> Request
Write out every entry word for word.

========

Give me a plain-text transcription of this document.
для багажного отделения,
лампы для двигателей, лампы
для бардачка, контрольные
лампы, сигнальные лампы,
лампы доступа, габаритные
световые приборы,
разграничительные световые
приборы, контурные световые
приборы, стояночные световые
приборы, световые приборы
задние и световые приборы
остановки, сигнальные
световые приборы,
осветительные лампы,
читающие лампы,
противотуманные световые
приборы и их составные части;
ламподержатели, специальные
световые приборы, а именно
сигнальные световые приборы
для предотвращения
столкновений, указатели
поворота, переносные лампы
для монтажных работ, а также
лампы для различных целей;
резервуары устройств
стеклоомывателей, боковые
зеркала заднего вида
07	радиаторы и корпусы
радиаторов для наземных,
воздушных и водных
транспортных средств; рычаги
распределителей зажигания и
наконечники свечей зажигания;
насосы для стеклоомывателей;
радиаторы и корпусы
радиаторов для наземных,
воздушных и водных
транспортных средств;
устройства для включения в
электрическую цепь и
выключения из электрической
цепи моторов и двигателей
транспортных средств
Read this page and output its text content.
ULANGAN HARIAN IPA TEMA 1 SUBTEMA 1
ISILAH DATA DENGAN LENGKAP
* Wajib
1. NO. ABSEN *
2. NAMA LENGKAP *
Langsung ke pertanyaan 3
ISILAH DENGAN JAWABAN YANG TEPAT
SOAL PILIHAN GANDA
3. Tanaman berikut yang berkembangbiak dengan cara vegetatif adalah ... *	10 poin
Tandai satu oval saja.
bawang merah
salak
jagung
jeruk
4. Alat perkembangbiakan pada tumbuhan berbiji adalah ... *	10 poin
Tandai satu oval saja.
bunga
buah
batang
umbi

========

> Output
Give me a plain-text transcription of this document.
для багажного отделения,
лампы для двигателей, лампы
для бардачка, контрольные
лампы, сигнальные лампы,
лампы доступа, габаритные
световые приборы,
разграничительные световые
приборы, контурные световые
приборы, стояночные световые
приборы, световые приборы
задние и световые приборы
остановки, сигнальные
световые приборы,
осветительные лампы,
читающие лампы,
противотуманные световые
приборы и их составные части;
ламподержатели, специальные
световые приборы, а именно
сигнальные световые приборы
для предотвращения
столкновений, указатели
поворота, переносные лампы
для монтажных работ, а также
лампы для различных целей;
резервуары устройств
стеклоомывателей, боковые
зеркала заднего вида
07	радиаторы и корпусы
радиаторов для наземных,
воздушных и водных
транспортных средств; рычаги
распределителей зажигания и
наконечники свечей зажигания;
насосы для стеклоомывателей;
радиаторы и корпусы
радиаторов для наземных,
воздушных и водных
транспортных средств;
устройства для включения в
электрическую цепь и
выключения из электрической
цепи моторов и двигателей
транспортных средств
Read this page and output its text content.
ULANGAN HARIAN IPA TEMA 1 SUBTEMA 1
ISILAH DATA DENGAN LENGKAP
* Wajib
1. NO. ABSEN *
2. NAMA LENGKAP *
Langsung ke pertanyaan 3
ISILAH DENGAN JAWABAN YANG TEPAT
SOAL PILIHAN GANDA
3. Tanaman berikut yang berkembangbiak dengan cara vegetatif adalah ... *	10 poin
Tandai satu oval saja.
bawang merah
salak
jagung
jeruk
4. Alat perkembangbiakan pada tumbuhan berbiji adalah ... *	10 poin
Tandai satu oval saja.
bunga
buah
batang
umbi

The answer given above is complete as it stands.